RECORD SET:
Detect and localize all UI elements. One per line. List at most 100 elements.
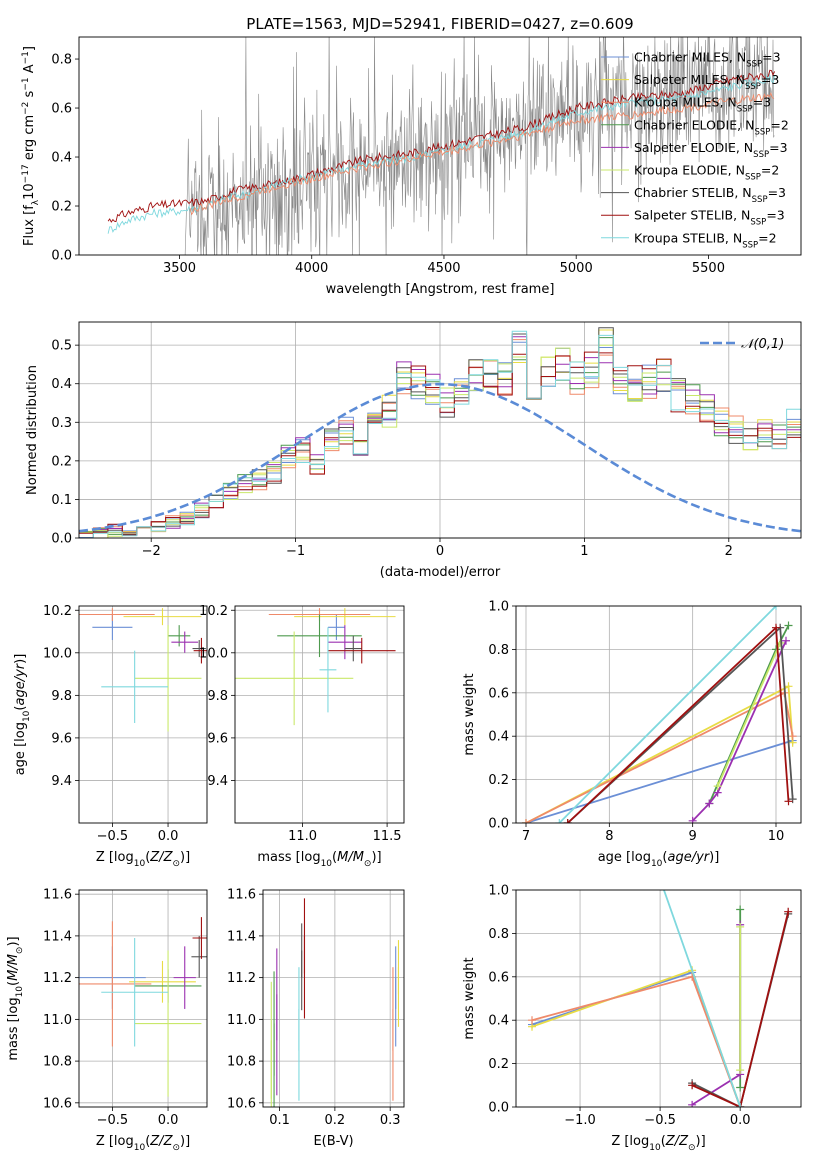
y-tick-label: 9.4 [51, 774, 72, 789]
mass-weight-marker [784, 797, 793, 806]
y-tick-label: 11.0 [227, 1013, 256, 1028]
x-tick-label: −0.5 [97, 829, 129, 844]
y-axis-label-part: )] [6, 936, 21, 946]
y-tick-label: 0.0 [51, 532, 72, 547]
x-tick-label: 7 [522, 829, 530, 844]
x-axis-label-part: )] [709, 850, 719, 865]
x-tick-label: −1.0 [564, 1113, 596, 1128]
y-axis-label-part: )] [13, 654, 28, 664]
x-tick-label: 4000 [295, 261, 328, 276]
legend-entry-base: Kroupa MILES, N [634, 95, 737, 110]
x-axis-label-part: age/yr [667, 850, 710, 865]
x-tick-label: 1 [580, 544, 588, 559]
y-tick-label: 10.2 [199, 604, 228, 619]
y-tick-label: 9.8 [207, 689, 228, 704]
y-tick-label: 0.4 [51, 151, 72, 166]
y-tick-label: 0.2 [488, 1057, 509, 1072]
legend-entry-sub: SSP [750, 218, 766, 228]
mass-weight-line [525, 739, 793, 823]
axes-frame [78, 36, 802, 256]
legend-entry-base: Salpeter MILES, N [634, 72, 745, 87]
legend-entry-tail: =2 [761, 163, 779, 178]
plot-area-massweight-vs-Z [528, 890, 793, 1107]
mass-weight-marker [522, 819, 530, 823]
legend-entry-base: Chabrier STELIB, N [634, 185, 752, 200]
x-axis-label-part: ⊙ [364, 859, 372, 869]
y-tick-label: 1.0 [488, 884, 509, 899]
legend-entry-tail: =2 [758, 230, 776, 245]
panel-mass-vs-Z: −0.5 0.010.610.811.011.211.411.6Z [log10(… [6, 888, 208, 1153]
x-tick-label: 4500 [427, 261, 460, 276]
legend-entry-tail: =3 [769, 140, 787, 155]
x-tick-label: 0 [436, 544, 444, 559]
x-axis-label-part: ( [145, 850, 150, 865]
x-axis-label-part: )] [180, 850, 190, 865]
y-axis-label-part: erg cm [22, 115, 37, 164]
observed-spectrum-line [184, 37, 775, 255]
legend-entry: Chabrier MILES, NSSP=3 [634, 50, 781, 70]
y-tick-label: 10.6 [43, 1096, 72, 1111]
legend-entry-tail: =3 [766, 208, 784, 223]
legend-entry-base: Chabrier MILES, N [634, 50, 746, 65]
x-tick-label: 0.1 [269, 1113, 290, 1128]
x-tick-label: 3500 [163, 261, 196, 276]
axes-frame [515, 889, 802, 1108]
y-tick-label: 0.6 [488, 970, 509, 985]
axes-frame [515, 605, 802, 824]
x-axis-label-part: ( [661, 1134, 666, 1149]
x-axis-label-part: ( [662, 850, 667, 865]
mass-weight-marker [713, 782, 722, 791]
legend-entry-sub: SSP [745, 82, 761, 92]
mass-weight-line [662, 890, 742, 1107]
legend-entry: Salpeter STELIB, NSSP=3 [634, 208, 785, 228]
legend-entry-base: Chabrier ELODIE, N [634, 117, 754, 132]
x-axis-label: E(B-V) [313, 1134, 353, 1149]
plot-area-age-vs-Z [79, 608, 207, 732]
x-tick-label: 0.0 [730, 1113, 751, 1128]
y-tick-label: 1.0 [488, 600, 509, 615]
x-axis-label-part: 10 [321, 859, 333, 869]
mass-weight-line [691, 911, 790, 1107]
plot-area-mass-vs-Z [79, 917, 207, 1097]
y-axis-label-part: 10 [22, 183, 37, 200]
y-axis-label-part: λ [31, 199, 41, 205]
mass-weight-marker [555, 819, 564, 823]
y-tick-label: 10.2 [43, 604, 72, 619]
plot-layer: 3500 4000 4500 5000 5500 0.0 0.2 0.4 0.6 0.8 wavel… [6, 36, 802, 1153]
y-axis-label-part: ] [22, 46, 37, 51]
y-axis-label-part: 10 [15, 986, 25, 998]
legend-entry-base: Salpeter STELIB, N [634, 208, 750, 223]
mass-weight-marker [736, 922, 745, 931]
y-tick-label: 11.0 [43, 1013, 72, 1028]
y-axis-label: Flux [fλ10−17 erg cm−2 s−1 A−1] [21, 46, 41, 246]
x-tick-label: 11.0 [288, 829, 317, 844]
x-axis-label-part: wavelength [Angstrom, rest frame] [326, 282, 555, 297]
x-axis-label-part: 10 [651, 859, 663, 869]
y-tick-label: 11.6 [227, 888, 256, 903]
y-tick-label: 10.0 [43, 646, 72, 661]
y-tick-label: 0.2 [51, 454, 72, 469]
legend-entry-normal: 𝒩(0,1) [741, 337, 784, 352]
y-tick-label: 11.2 [227, 971, 256, 986]
x-axis-label-part: Z [log [96, 1134, 134, 1149]
panel-spectrum: 3500 4000 4500 5000 5500 0.0 0.2 0.4 0.6 0.8 wavel… [21, 36, 802, 297]
x-axis-label: Z [log10(Z/Z⊙)] [611, 1134, 705, 1153]
y-axis-label-part: ⊙ [15, 947, 25, 955]
y-axis-label-part: −17 [21, 164, 31, 183]
y-axis-label: mass weight [462, 957, 477, 1039]
y-axis-label: Normed distribution [25, 365, 40, 495]
legend-entry-sub: SSP [753, 150, 769, 160]
mass-weight-marker [784, 621, 793, 630]
y-axis-label-part: age [log [13, 722, 28, 775]
mass-weight-marker [772, 606, 780, 610]
legend-entry-sub: SSP [752, 195, 768, 205]
mass-weight-marker [736, 1083, 745, 1092]
x-axis-label: wavelength [Angstrom, rest frame] [326, 282, 555, 297]
y-tick-label: 0.4 [488, 1014, 509, 1029]
x-tick-label: −0.5 [97, 1113, 129, 1128]
y-tick-label: 9.6 [207, 731, 228, 746]
y-axis-label-part: mass weight [462, 957, 477, 1039]
mass-weight-marker [784, 907, 793, 916]
y-tick-label: 0.6 [51, 102, 72, 117]
x-axis-label-part: Z/Z [665, 1134, 689, 1149]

EXERCISE OBJECTIVE: Return every line of the listing above verbatim, with the picture left out.

COMPLETED EXERCISE:
Detect and localize all UI elements. One per line. List at most 100 elements.
y-tick-label: 9.4 [51, 774, 72, 789]
mass-weight-marker [784, 797, 793, 806]
y-tick-label: 11.0 [227, 1013, 256, 1028]
x-tick-label: −0.5 [97, 829, 129, 844]
y-axis-label-part: )] [6, 936, 21, 946]
y-tick-label: 0.0 [51, 532, 72, 547]
x-tick-label: 7 [522, 829, 530, 844]
x-axis-label-part: )] [709, 850, 719, 865]
x-tick-label: −1.0 [564, 1113, 596, 1128]
y-axis-label-part: )] [13, 654, 28, 664]
x-tick-label: 4000 [295, 261, 328, 276]
legend-entry-base: Kroupa MILES, N [634, 95, 737, 110]
x-axis-label-part: age/yr [667, 850, 710, 865]
x-tick-label: 1 [580, 544, 588, 559]
y-tick-label: 10.2 [199, 604, 228, 619]
y-tick-label: 9.8 [207, 689, 228, 704]
y-tick-label: 0.4 [51, 151, 72, 166]
y-tick-label: 0.2 [488, 1057, 509, 1072]
legend-entry-sub: SSP [750, 218, 766, 228]
mass-weight-line [525, 739, 793, 823]
axes-frame [78, 36, 802, 256]
legend-entry-base: Salpeter MILES, N [634, 72, 745, 87]
legend-entry-tail: =2 [761, 163, 779, 178]
plot-area-massweight-vs-Z [528, 890, 793, 1107]
mass-weight-marker [522, 819, 530, 823]
legend-entry-base: Chabrier STELIB, N [634, 185, 752, 200]
x-axis-label-part: ⊙ [364, 859, 372, 869]
y-tick-label: 1.0 [488, 884, 509, 899]
legend-entry-tail: =2 [758, 230, 776, 245]
panel-mass-vs-Z: −0.5 0.010.610.811.011.211.411.6Z [log10(… [6, 888, 208, 1153]
x-tick-label: 4500 [427, 261, 460, 276]
legend-entry-tail: =3 [769, 140, 787, 155]
x-tick-label: 0 [436, 544, 444, 559]
x-axis-label-part: ( [145, 850, 150, 865]
x-axis-label-part: )] [180, 850, 190, 865]
y-axis-label-part: erg cm [22, 115, 37, 164]
observed-spectrum-line [184, 37, 775, 255]
legend-entry: Chabrier MILES, NSSP=3 [634, 50, 781, 70]
y-tick-label: 10.6 [43, 1096, 72, 1111]
legend-entry-tail: =3 [766, 208, 784, 223]
legend-entry-base: Chabrier MILES, N [634, 50, 746, 65]
x-tick-label: 0.1 [269, 1113, 290, 1128]
x-tick-label: 3500 [163, 261, 196, 276]
axes-frame [515, 889, 802, 1108]
y-tick-label: 0.6 [488, 970, 509, 985]
axes-frame [515, 605, 802, 824]
x-axis-label-part: ( [661, 1134, 666, 1149]
x-axis-label-part: ( [662, 850, 667, 865]
mass-weight-marker [713, 782, 722, 791]
legend-entry-sub: SSP [745, 82, 761, 92]
mass-weight-line [662, 890, 742, 1107]
legend-entry: Salpeter STELIB, NSSP=3 [634, 208, 785, 228]
legend-entry-base: Chabrier ELODIE, N [634, 117, 754, 132]
x-axis-label: E(B-V) [313, 1134, 353, 1149]
plot-area-age-vs-Z [79, 608, 207, 732]
x-tick-label: 0.0 [730, 1113, 751, 1128]
y-tick-label: 1.0 [488, 600, 509, 615]
x-axis-label-part: 10 [321, 859, 333, 869]
mass-weight-line [691, 911, 790, 1107]
plot-area-mass-vs-Z [79, 917, 207, 1097]
y-axis-label-part: 10 [22, 183, 37, 200]
y-axis-label-part: λ [31, 199, 41, 205]
mass-weight-marker [555, 819, 564, 823]
y-tick-label: 10.2 [43, 604, 72, 619]
plot-layer: 3500 4000 4500 5000 5500 0.0 0.2 0.4 0.6 0.8 wavel… [6, 36, 802, 1153]
y-axis-label-part: ] [22, 46, 37, 51]
y-axis-label-part: 10 [15, 986, 25, 998]
legend-entry-base: Salpeter STELIB, N [634, 208, 750, 223]
mass-weight-marker [736, 922, 745, 931]
y-tick-label: 11.0 [43, 1013, 72, 1028]
y-axis-label: Flux [fλ10−17 erg cm−2 s−1 A−1] [21, 46, 41, 246]
x-tick-label: 11.0 [288, 829, 317, 844]
x-axis-label-part: wavelength [Angstrom, rest frame] [326, 282, 555, 297]
x-axis-label-part: 10 [651, 859, 663, 869]
y-tick-label: 11.6 [227, 888, 256, 903]
y-tick-label: 10.0 [43, 646, 72, 661]
y-tick-label: 0.2 [51, 454, 72, 469]
legend-entry-normal: 𝒩(0,1) [741, 337, 784, 352]
y-tick-label: 11.2 [227, 971, 256, 986]
x-axis-label-part: Z [log [96, 1134, 134, 1149]
panel-spectrum: 3500 4000 4500 5000 5500 0.0 0.2 0.4 0.6 0.8 wavel… [21, 36, 802, 297]
x-axis-label: Z [log10(Z/Z⊙)] [611, 1134, 705, 1153]
y-axis-label-part: ⊙ [15, 947, 25, 955]
y-axis-label-part: −17 [21, 164, 31, 183]
y-axis-label: mass weight [462, 957, 477, 1039]
y-axis-label: Normed distribution [25, 365, 40, 495]
legend-entry-sub: SSP [753, 150, 769, 160]
mass-weight-marker [784, 621, 793, 630]
y-axis-label-part: age [log [13, 722, 28, 775]
mass-weight-marker [772, 606, 780, 610]
legend-entry-sub: SSP [752, 195, 768, 205]
mass-weight-marker [736, 1083, 745, 1092]
x-axis-label: wavelength [Angstrom, rest frame] [326, 282, 555, 297]
y-tick-label: 0.4 [488, 1014, 509, 1029]
x-tick-label: −0.5 [97, 1113, 129, 1128]
y-tick-label: 9.6 [207, 731, 228, 746]
y-axis-label-part: mass weight [462, 957, 477, 1039]
mass-weight-marker [784, 907, 793, 916]
y-tick-label: 0.6 [51, 102, 72, 117]
x-axis-label-part: Z/Z [665, 1134, 689, 1149]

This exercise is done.